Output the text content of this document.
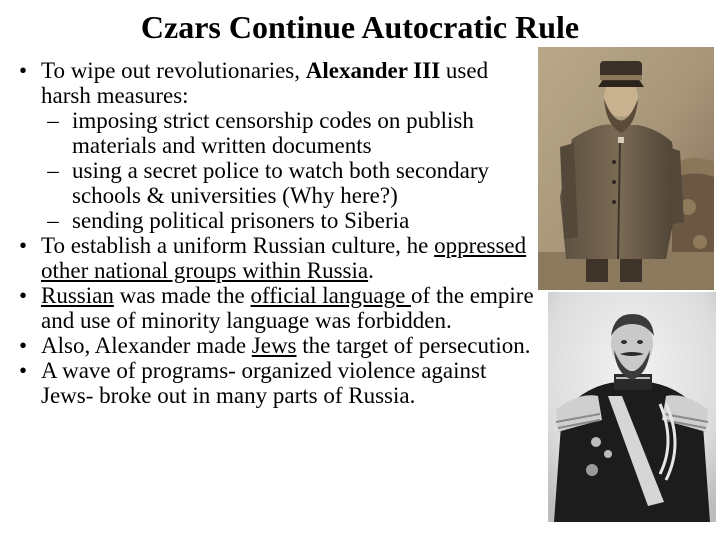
Czars Continue Autocratic Rule
• To wipe out revolutionaries, Alexander III used harsh measures:
– imposing strict censorship codes on publish materials and written documents
– using a secret police to watch both secondary schools & universities (Why here?)
– sending political prisoners to Siberia
• To establish a uniform Russian culture, he oppressed other national groups within Russia.
• Russian was made the official language of the empire and use of minority language was forbidden.
• Also, Alexander made Jews the target of persecution.
• A wave of programs- organized violence against Jews- broke out in many parts of Russia.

GIVEN TASK | From the listing above, collect each line in which the string "Alexander" appears.

RESULT OF THIS TASK |
• To wipe out revolutionaries, Alexander III used harsh measures:
• Also, Alexander made Jews the target of persecution.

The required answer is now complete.